As an exercise in exact copying, transcribe the lines below from the one holding "Transcribe this image's" through the last, with both ends included and pictures left out.

● ● ● ● ●

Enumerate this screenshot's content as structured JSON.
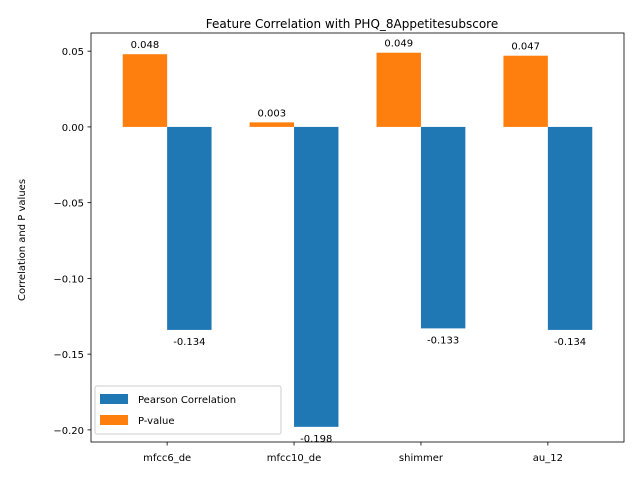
{
  "chart_data": {
    "type": "bar",
    "title": "Feature Correlation with PHQ_8Appetitesubscore",
    "xlabel": "",
    "ylabel": "Correlation and P values",
    "categories": [
      "mfcc6_de",
      "mfcc10_de",
      "shimmer",
      "au_12"
    ],
    "series": [
      {
        "name": "Pearson Correlation",
        "color": "#1f77b4",
        "values": [
          -0.134,
          -0.198,
          -0.133,
          -0.134
        ],
        "labels": [
          "-0.134",
          "-0.198",
          "-0.133",
          "-0.134"
        ]
      },
      {
        "name": "P-value",
        "color": "#ff7f0e",
        "values": [
          0.048,
          0.003,
          0.049,
          0.047
        ],
        "labels": [
          "0.048",
          "0.003",
          "0.049",
          "0.047"
        ]
      }
    ],
    "ylim": [
      -0.208,
      0.062
    ],
    "yticks": [
      0.05,
      0.0,
      -0.05,
      -0.1,
      -0.15,
      -0.2
    ],
    "ytick_labels": [
      "0.05",
      "0.00",
      "−0.05",
      "−0.10",
      "−0.15",
      "−0.20"
    ],
    "legend_position": "lower-left",
    "grid": false
  }
}
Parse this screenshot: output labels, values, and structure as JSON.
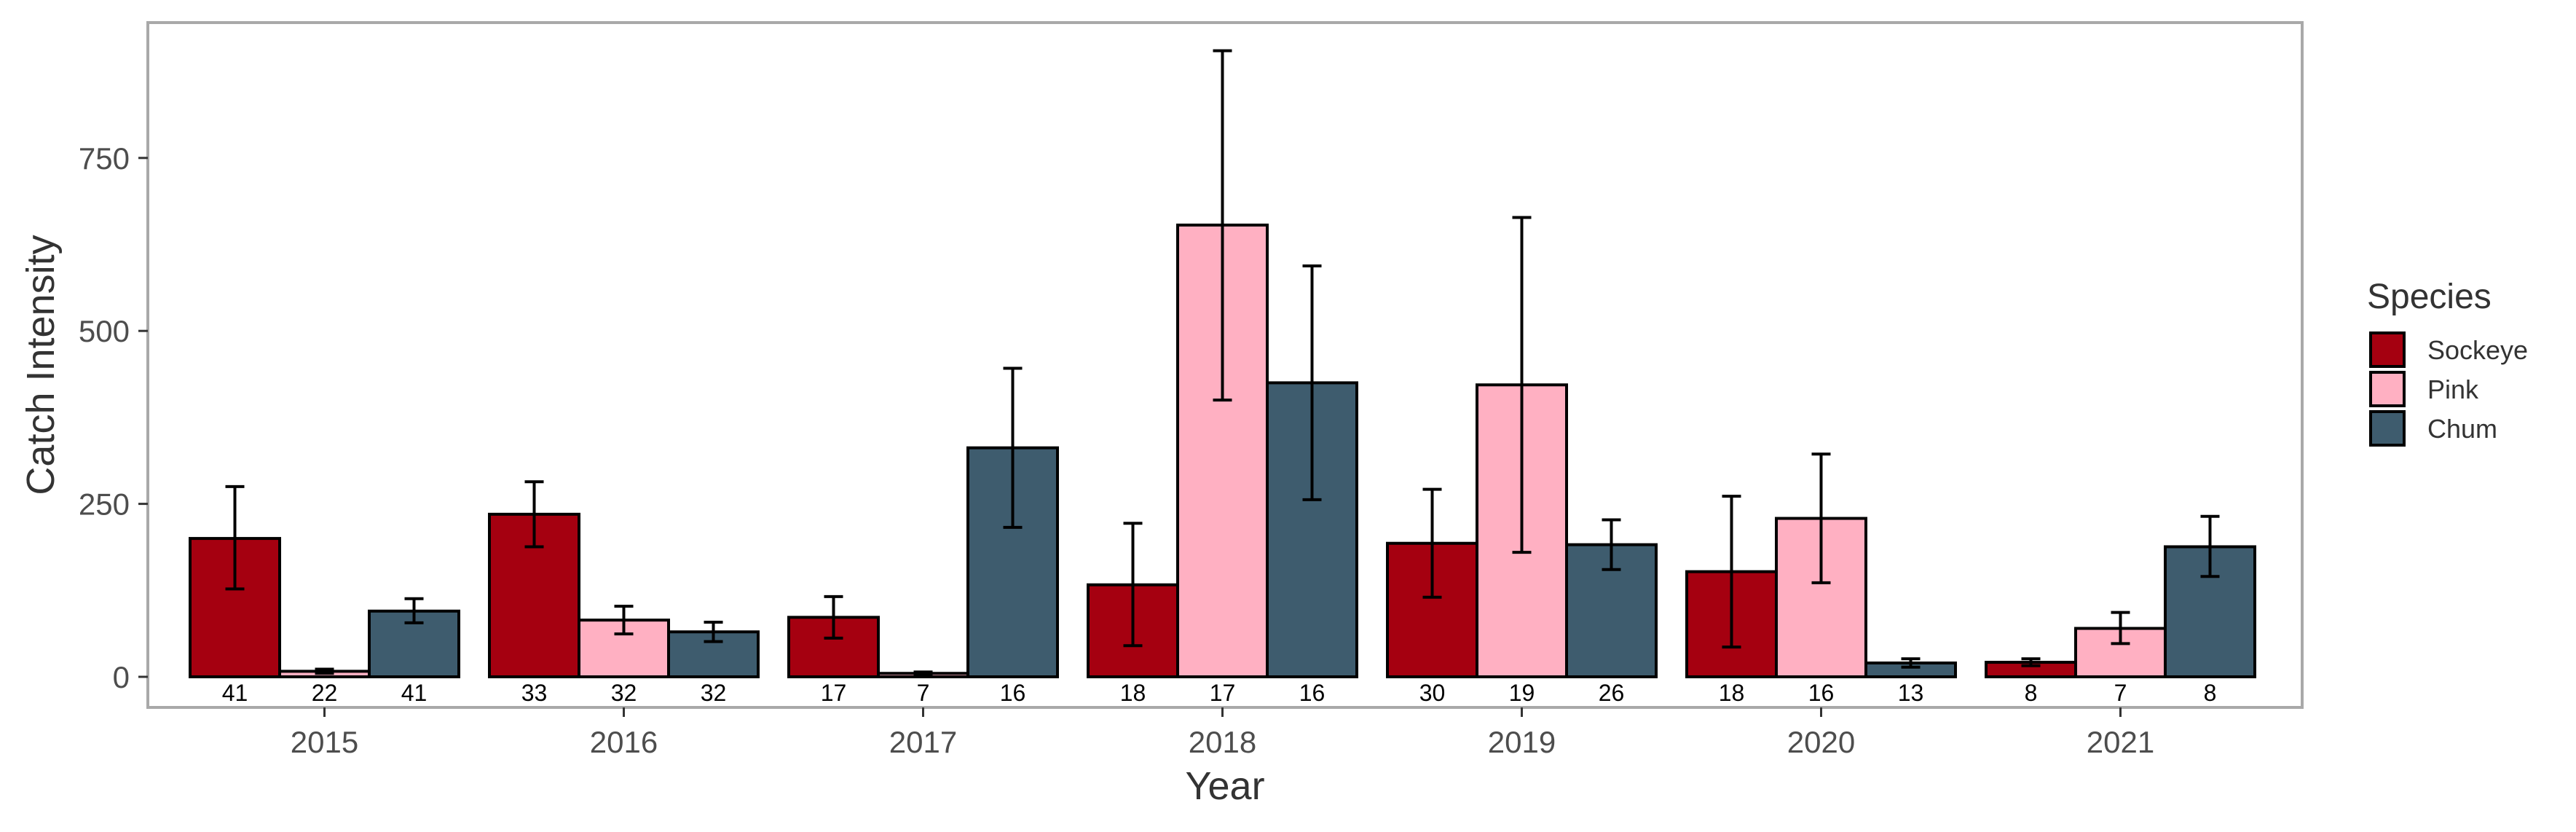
{
  "chart_data": {
    "type": "bar",
    "title": "",
    "xlabel": "Year",
    "ylabel": "Catch Intensity",
    "ylim": [
      -40,
      950
    ],
    "yticks": [
      0,
      250,
      500,
      750
    ],
    "categories": [
      "2015",
      "2016",
      "2017",
      "2018",
      "2019",
      "2020",
      "2021"
    ],
    "legend": {
      "title": "Species",
      "placement": "right"
    },
    "grid": false,
    "series": [
      {
        "name": "Sockeye",
        "color": "#a50010",
        "values": [
          200,
          235,
          86,
          133,
          193,
          152,
          21
        ],
        "err_low": [
          127,
          188,
          56,
          45,
          115,
          43,
          16
        ],
        "err_high": [
          275,
          282,
          116,
          222,
          271,
          261,
          26
        ],
        "n_labels": [
          "41",
          "33",
          "17",
          "18",
          "30",
          "18",
          "8"
        ]
      },
      {
        "name": "Pink",
        "color": "#ffb0c2",
        "values": [
          8,
          82,
          5,
          653,
          422,
          229,
          70
        ],
        "err_low": [
          5,
          62,
          3,
          400,
          180,
          136,
          48
        ],
        "err_high": [
          11,
          102,
          7,
          905,
          664,
          322,
          93
        ],
        "n_labels": [
          "22",
          "32",
          "7",
          "17",
          "19",
          "16",
          "7"
        ]
      },
      {
        "name": "Chum",
        "color": "#3e5c6e",
        "values": [
          95,
          65,
          331,
          425,
          191,
          20,
          188
        ],
        "err_low": [
          78,
          51,
          216,
          256,
          155,
          14,
          145
        ],
        "err_high": [
          113,
          79,
          446,
          594,
          227,
          26,
          232
        ],
        "n_labels": [
          "41",
          "32",
          "16",
          "16",
          "26",
          "13",
          "8"
        ]
      }
    ]
  }
}
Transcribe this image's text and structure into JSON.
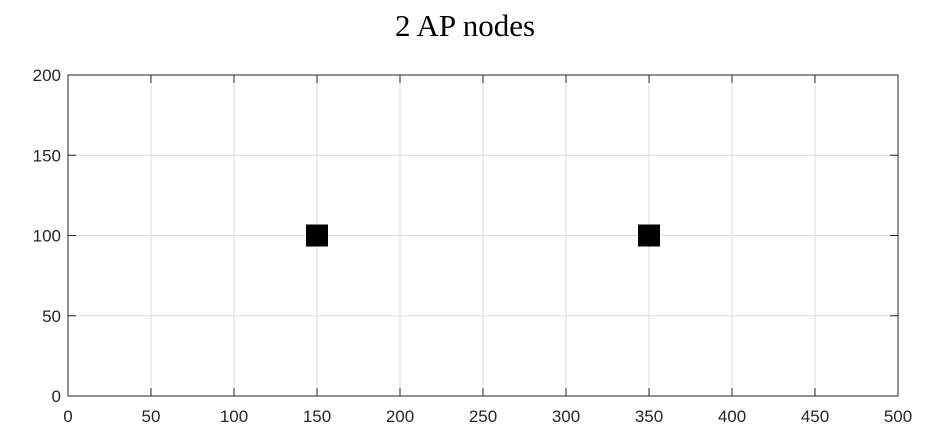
{
  "chart_data": {
    "type": "scatter",
    "title": "2 AP nodes",
    "xlabel": "",
    "ylabel": "",
    "xlim": [
      0,
      500
    ],
    "ylim": [
      0,
      200
    ],
    "xticks": [
      0,
      50,
      100,
      150,
      200,
      250,
      300,
      350,
      400,
      450,
      500
    ],
    "yticks": [
      0,
      50,
      100,
      150,
      200
    ],
    "grid": true,
    "marker": "square",
    "marker_color": "#000000",
    "points": [
      {
        "x": 150,
        "y": 100
      },
      {
        "x": 350,
        "y": 100
      }
    ]
  }
}
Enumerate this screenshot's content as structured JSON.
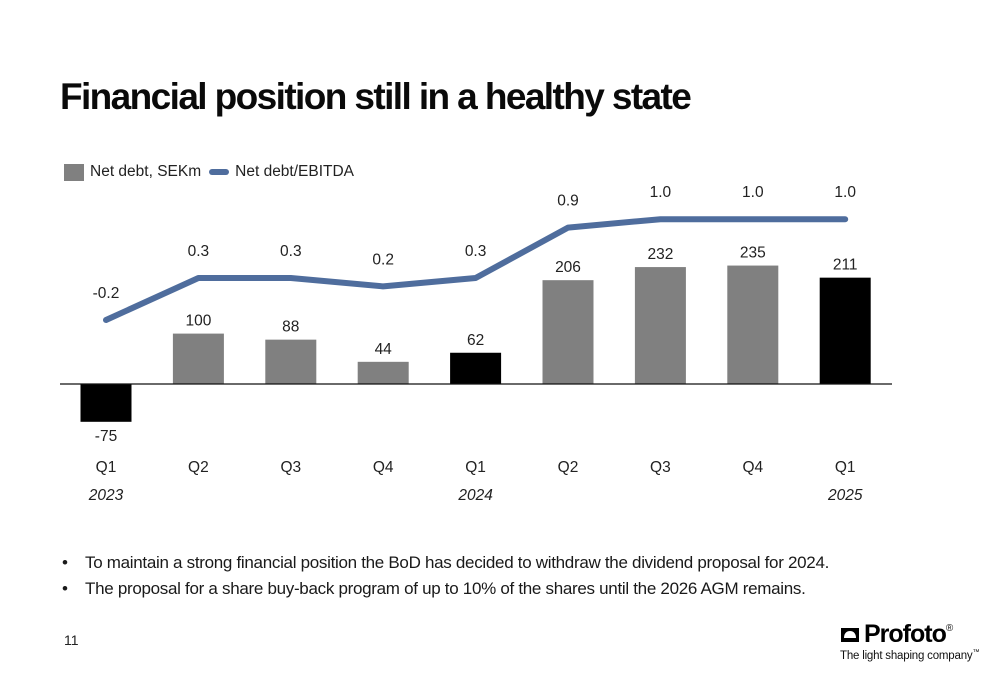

● ● ● ● ●

[Exercise solution]
Transcribe this image's text and structure into JSON.
{
  "chart_data": {
    "type": "scatter",
    "title": "2 AP nodes",
    "xlabel": "",
    "ylabel": "",
    "xlim": [
      0,
      500
    ],
    "ylim": [
      0,
      200
    ],
    "xticks": [
      0,
      50,
      100,
      150,
      200,
      250,
      300,
      350,
      400,
      450,
      500
    ],
    "yticks": [
      0,
      50,
      100,
      150,
      200
    ],
    "grid": true,
    "marker": "square",
    "marker_color": "#000000",
    "points": [
      {
        "x": 150,
        "y": 100
      },
      {
        "x": 350,
        "y": 100
      }
    ]
  }
}
Enumerate this screenshot's content as structured JSON.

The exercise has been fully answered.